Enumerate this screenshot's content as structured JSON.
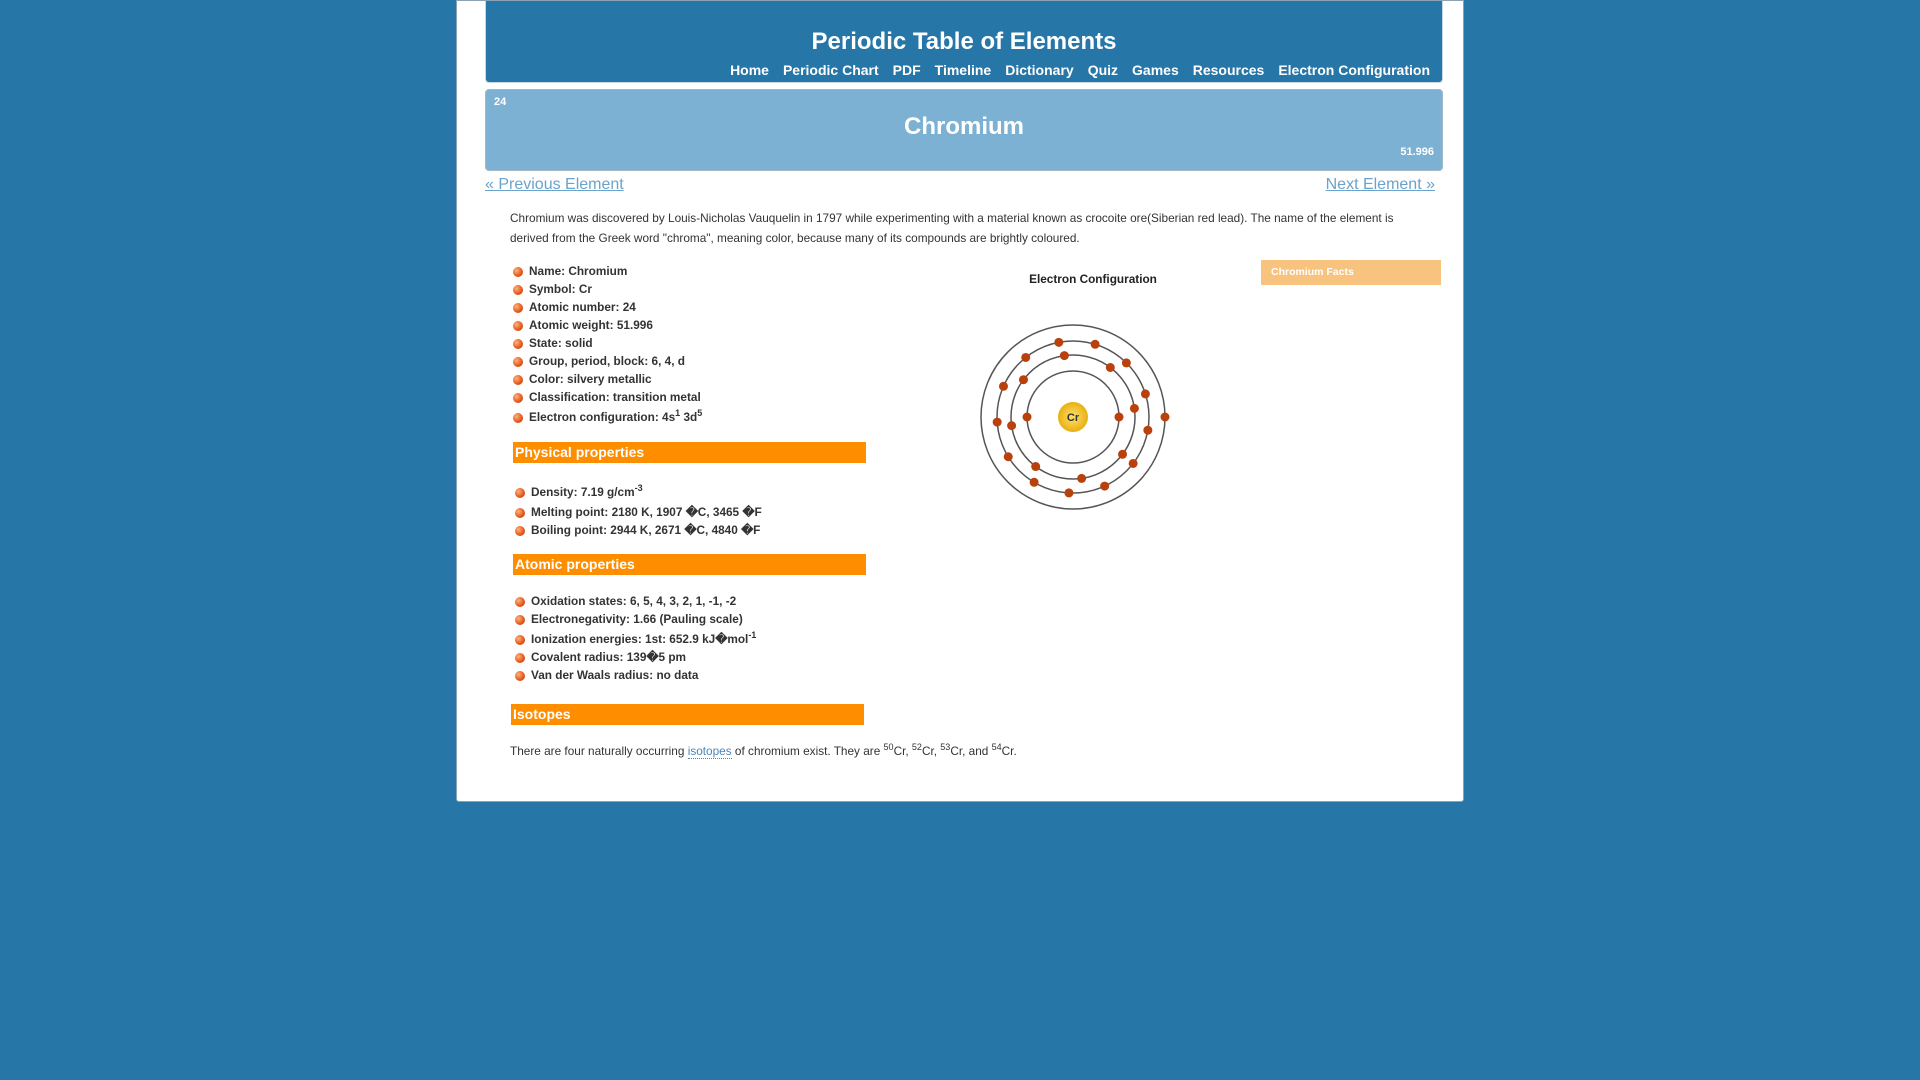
{
  "site": {
    "title": "Periodic Table of Elements",
    "nav": [
      "Home",
      "Periodic Chart",
      "PDF",
      "Timeline",
      "Dictionary",
      "Quiz",
      "Games",
      "Resources",
      "Electron Configuration"
    ]
  },
  "element": {
    "number": "24",
    "name": "Chromium",
    "weight": "51.996",
    "symbol": "Cr"
  },
  "pager": {
    "prev": "« Previous Element",
    "next": "Next Element »"
  },
  "intro": "Chromium was discovered by Louis-Nicholas Vauquelin in 1797 while experimenting with a material known as crocoite ore(Siberian red lead). The name of the element is derived from the Greek word \"chroma\", meaning color, because many of its compounds are brightly coloured.",
  "basic_properties": [
    {
      "label": "Name: Chromium"
    },
    {
      "label": "Symbol: Cr"
    },
    {
      "label": "Atomic number: 24"
    },
    {
      "label": "Atomic weight: 51.996"
    },
    {
      "label": "State: solid"
    },
    {
      "label": "Group, period, block: 6, 4, d"
    },
    {
      "label": "Color: silvery metallic"
    },
    {
      "label": "Classification: transition metal"
    },
    {
      "label": "Electron configuration: 4s",
      "sup": "1",
      "after": " 3d",
      "sup2": "5"
    }
  ],
  "sections": {
    "physical": "Physical properties",
    "atomic": "Atomic properties",
    "isotopes": "Isotopes"
  },
  "physical_properties": [
    {
      "label": "Density: 7.19 g/cm",
      "sup": "-3"
    },
    {
      "label": "Melting point: 2180 K, 1907 �C, 3465 �F"
    },
    {
      "label": "Boiling point: 2944 K, 2671 �C, 4840 �F"
    }
  ],
  "atomic_properties": [
    {
      "label": "Oxidation states: 6, 5, 4, 3, 2, 1, -1, -2"
    },
    {
      "label": "Electronegativity: 1.66 (Pauling scale)"
    },
    {
      "label": "Ionization energies: 1st: 652.9 kJ�mol",
      "sup": "-1"
    },
    {
      "label": "Covalent radius: 139�5 pm"
    },
    {
      "label": "Van der Waals radius: no data"
    }
  ],
  "electron_config_label": "Electron Configuration",
  "shell_electrons": [
    2,
    8,
    13,
    1
  ],
  "colors": {
    "background": "#2676a8",
    "banner": "#7db1d3",
    "section_bar": "#ff8d00",
    "facts_box": "#f8c27f",
    "electron": "#b8410c",
    "nucleus": "#e8b010"
  },
  "facts_box": "Chromium Facts",
  "isotopes": {
    "before": "There are four naturally occurring ",
    "link": "isotopes",
    "after": " of chromium exist. They are ",
    "list": [
      {
        "mass": "50",
        "symbol": "Cr",
        "sep": ", "
      },
      {
        "mass": "52",
        "symbol": "Cr",
        "sep": ", "
      },
      {
        "mass": "53",
        "symbol": "Cr",
        "sep": ", and "
      },
      {
        "mass": "54",
        "symbol": "Cr",
        "sep": "."
      }
    ]
  }
}
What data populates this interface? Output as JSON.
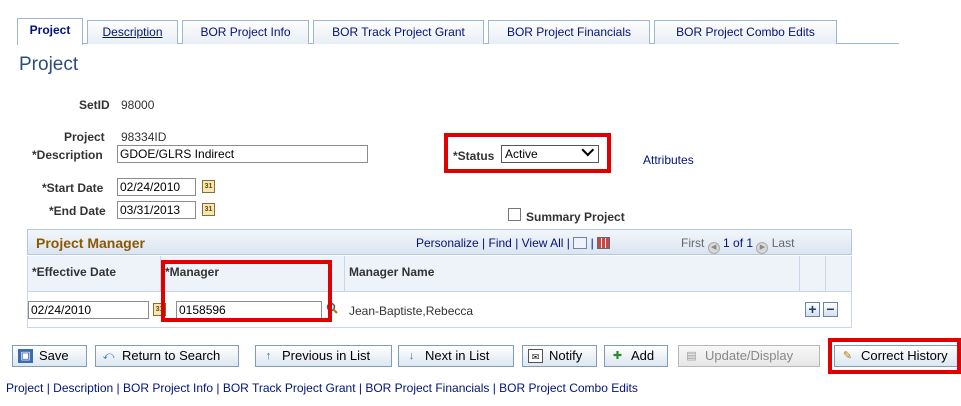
{
  "tabs": [
    {
      "label": "Project",
      "active": true
    },
    {
      "label": "Description",
      "active": false
    },
    {
      "label": "BOR Project Info",
      "active": false
    },
    {
      "label": "BOR Track Project Grant",
      "active": false
    },
    {
      "label": "BOR Project Financials",
      "active": false
    },
    {
      "label": "BOR Project Combo Edits",
      "active": false
    }
  ],
  "page_title": "Project",
  "form": {
    "setid_label": "SetID",
    "setid_value": "98000",
    "project_label": "Project",
    "project_value": "98334ID",
    "description_label": "*Description",
    "description_value": "GDOE/GLRS Indirect",
    "status_label": "*Status",
    "status_value": "Active",
    "attributes_link": "Attributes",
    "start_date_label": "*Start Date",
    "start_date_value": "02/24/2010",
    "end_date_label": "*End Date",
    "end_date_value": "03/31/2013",
    "summary_project_label": "Summary Project",
    "summary_project_checked": false
  },
  "grid": {
    "title": "Project Manager",
    "personalize": "Personalize",
    "find": "Find",
    "view_all": "View All",
    "first": "First",
    "range": "1 of 1",
    "last": "Last",
    "columns": [
      "*Effective Date",
      "*Manager",
      "Manager Name"
    ],
    "rows": [
      {
        "effective_date": "02/24/2010",
        "manager": "0158596",
        "manager_name": "Jean-Baptiste,Rebecca"
      }
    ]
  },
  "toolbar": {
    "save": "Save",
    "return_to_search": "Return to Search",
    "previous_in_list": "Previous in List",
    "next_in_list": "Next in List",
    "notify": "Notify",
    "add": "Add",
    "update_display": "Update/Display",
    "correct_history": "Correct History"
  },
  "footer_links": [
    "Project",
    "Description",
    "BOR Project Info",
    "BOR Track Project Grant",
    "BOR Project Financials",
    "BOR Project Combo Edits"
  ],
  "colors": {
    "highlight_box": "#e00000",
    "link": "#00137c",
    "grid_title": "#8a5a00",
    "page_title": "#2b4e7d"
  }
}
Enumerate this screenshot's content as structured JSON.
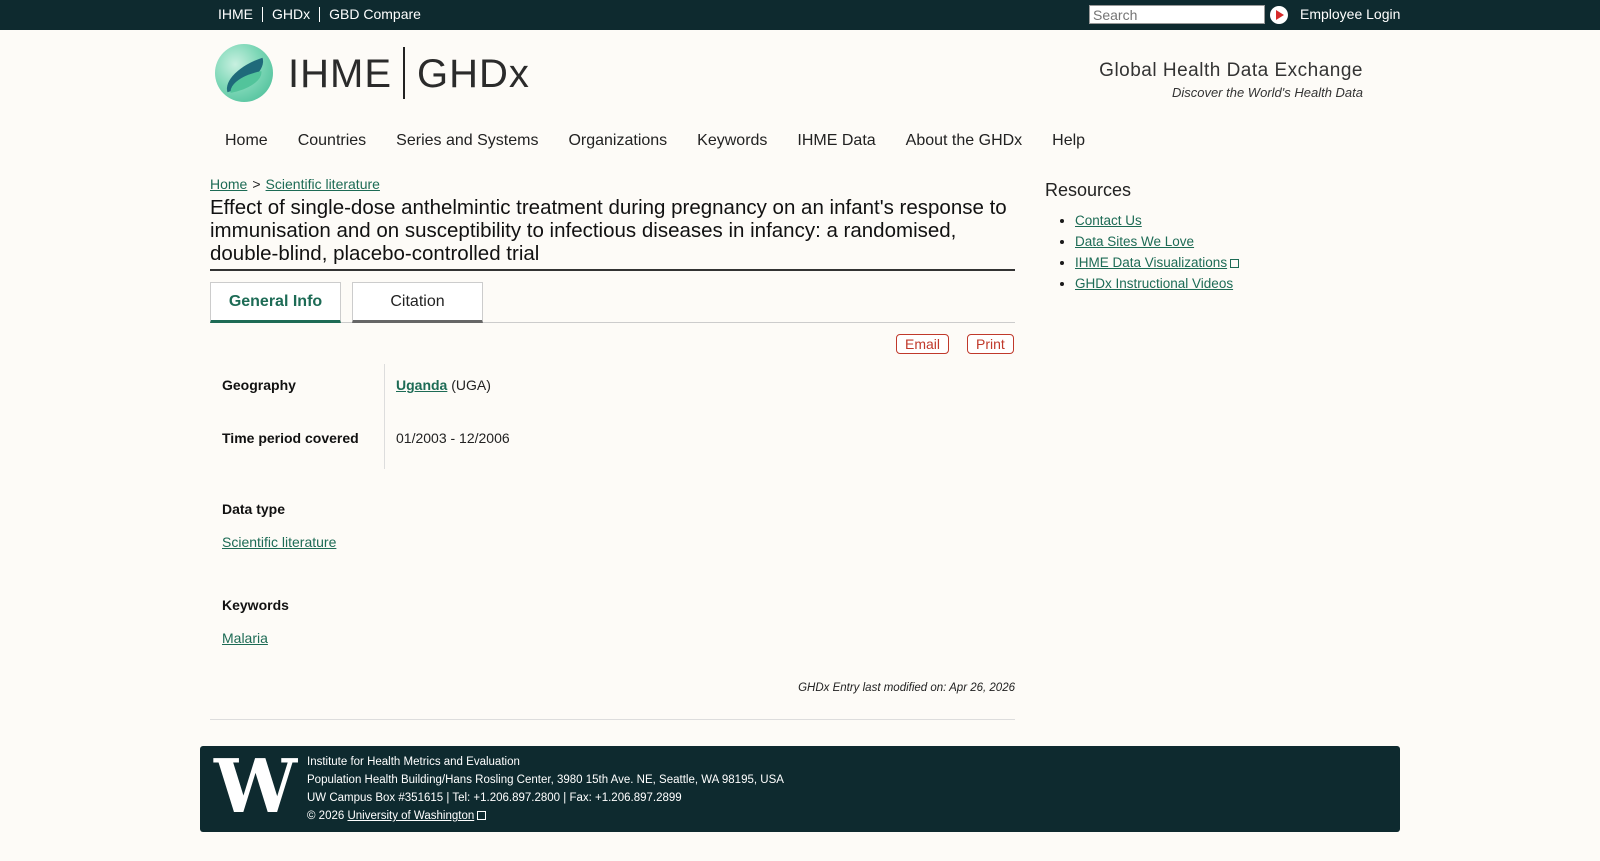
{
  "topbar": {
    "links": [
      "IHME",
      "GHDx",
      "GBD Compare"
    ],
    "search_placeholder": "Search",
    "login": "Employee Login"
  },
  "header": {
    "brand_left": "IHME",
    "brand_right": "GHDx",
    "tagline": "Global Health Data Exchange",
    "subtagline": "Discover the World's Health Data"
  },
  "mainnav": [
    "Home",
    "Countries",
    "Series and Systems",
    "Organizations",
    "Keywords",
    "IHME Data",
    "About the GHDx",
    "Help"
  ],
  "breadcrumb": {
    "home": "Home",
    "sep": ">",
    "section": "Scientific literature"
  },
  "title": "Effect of single-dose anthelmintic treatment during pregnancy on an infant's response to immunisation and on susceptibility to infectious diseases in infancy: a randomised, double-blind, placebo-controlled trial",
  "tabs": {
    "general": "General Info",
    "citation": "Citation"
  },
  "actions": {
    "email": "Email",
    "print": "Print"
  },
  "info": {
    "geography_label": "Geography",
    "geography_country": "Uganda",
    "geography_code": "(UGA)",
    "time_label": "Time period covered",
    "time_value": "01/2003 - 12/2006",
    "datatype_label": "Data type",
    "datatype_value": "Scientific literature",
    "keywords_label": "Keywords",
    "keywords_value": "Malaria"
  },
  "modified": "GHDx Entry last modified on: Apr 26, 2026",
  "resources": {
    "title": "Resources",
    "items": [
      "Contact Us",
      "Data Sites We Love",
      "IHME Data Visualizations",
      "GHDx Instructional Videos"
    ]
  },
  "footer": {
    "logo_letter": "W",
    "line1": "Institute for Health Metrics and Evaluation",
    "line2": "Population Health Building/Hans Rosling Center, 3980 15th Ave. NE, Seattle, WA 98195, USA",
    "line3": "UW Campus Box #351615 | Tel: +1.206.897.2800 | Fax: +1.206.897.2899",
    "copyright": "© 2026",
    "uw_link": "University of Washington"
  }
}
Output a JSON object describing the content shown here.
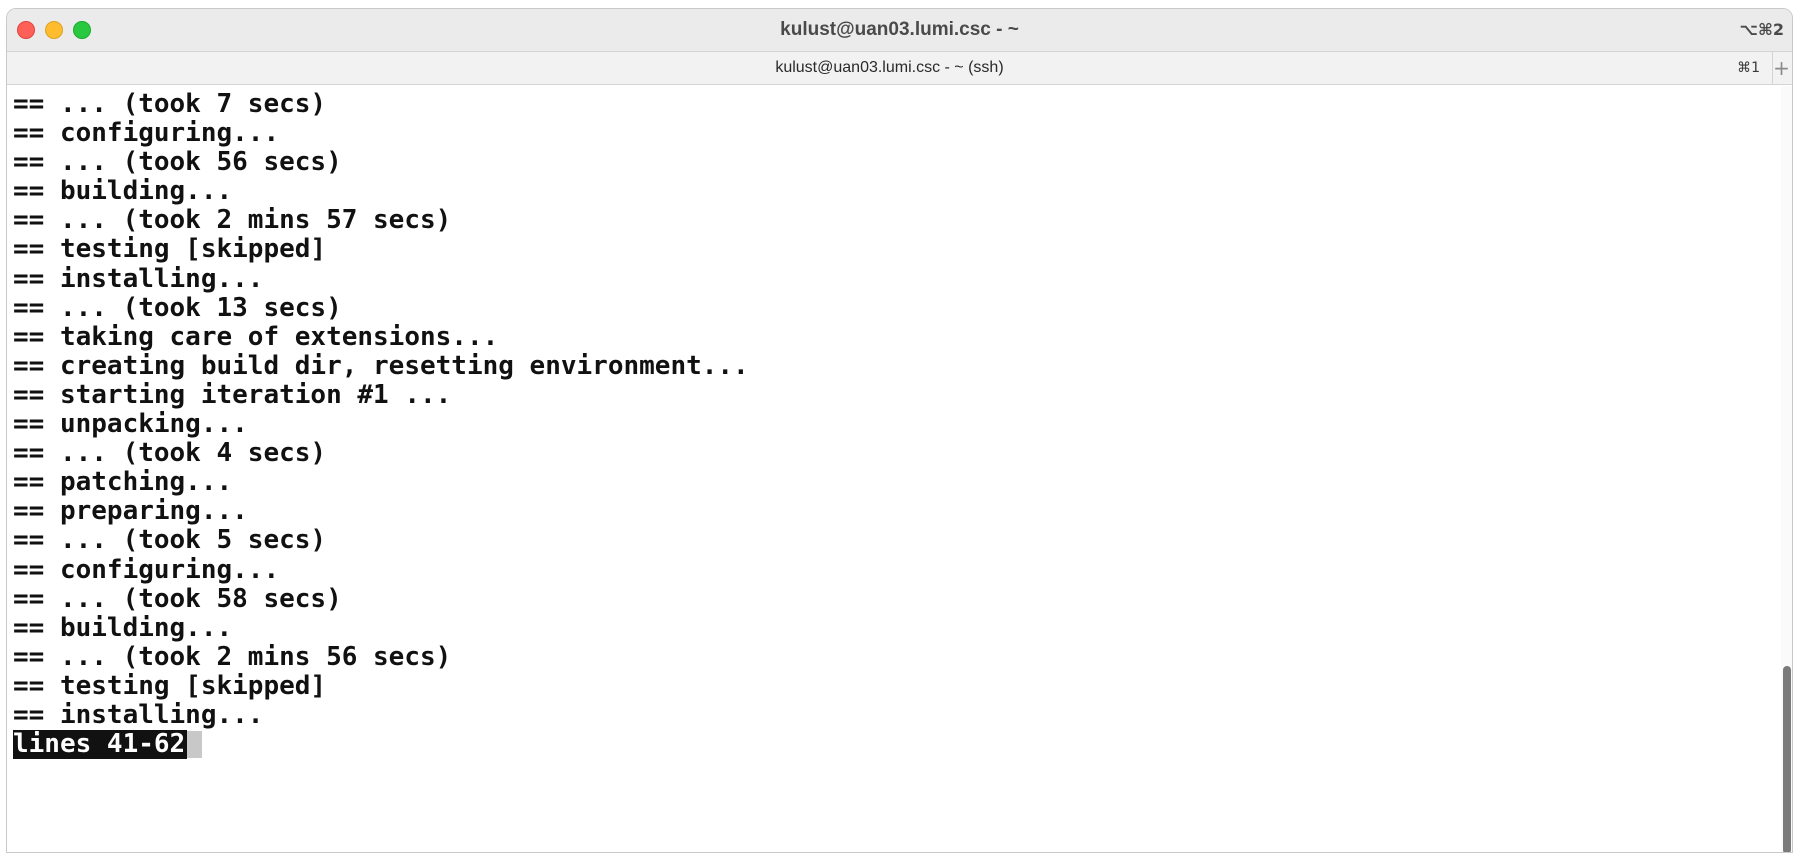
{
  "window": {
    "title": "kulust@uan03.lumi.csc - ~",
    "shortcut": "⌥⌘2"
  },
  "tab": {
    "title": "kulust@uan03.lumi.csc - ~ (ssh)",
    "shortcut": "⌘1",
    "new_tab_glyph": "+"
  },
  "terminal": {
    "lines": [
      "== ... (took 7 secs)",
      "== configuring...",
      "== ... (took 56 secs)",
      "== building...",
      "== ... (took 2 mins 57 secs)",
      "== testing [skipped]",
      "== installing...",
      "== ... (took 13 secs)",
      "== taking care of extensions...",
      "== creating build dir, resetting environment...",
      "== starting iteration #1 ...",
      "== unpacking...",
      "== ... (took 4 secs)",
      "== patching...",
      "== preparing...",
      "== ... (took 5 secs)",
      "== configuring...",
      "== ... (took 58 secs)",
      "== building...",
      "== ... (took 2 mins 56 secs)",
      "== testing [skipped]",
      "== installing..."
    ],
    "status": "lines 41-62"
  },
  "colors": {
    "close": "#fe5f57",
    "minimize": "#febc2e",
    "zoom": "#28c840",
    "text": "#111111"
  }
}
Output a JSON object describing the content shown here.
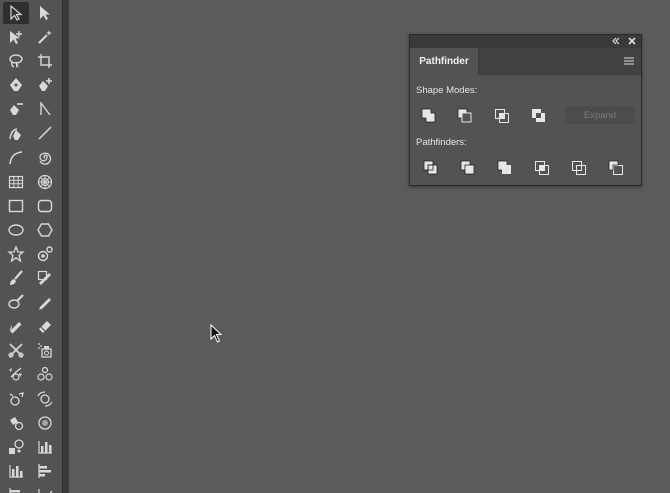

|---|

Extract every line above that contains the word "secs".

• **Solution for this problem**:
      "== ... (took 7 secs)",
      "== ... (took 56 secs)",
      "== ... (took 2 mins 57 secs)",
      "== ... (took 13 secs)",
      "== ... (took 4 secs)",
      "== ... (took 5 secs)",
      "== ... (took 58 secs)",
      "== ... (took 2 mins 56 secs)",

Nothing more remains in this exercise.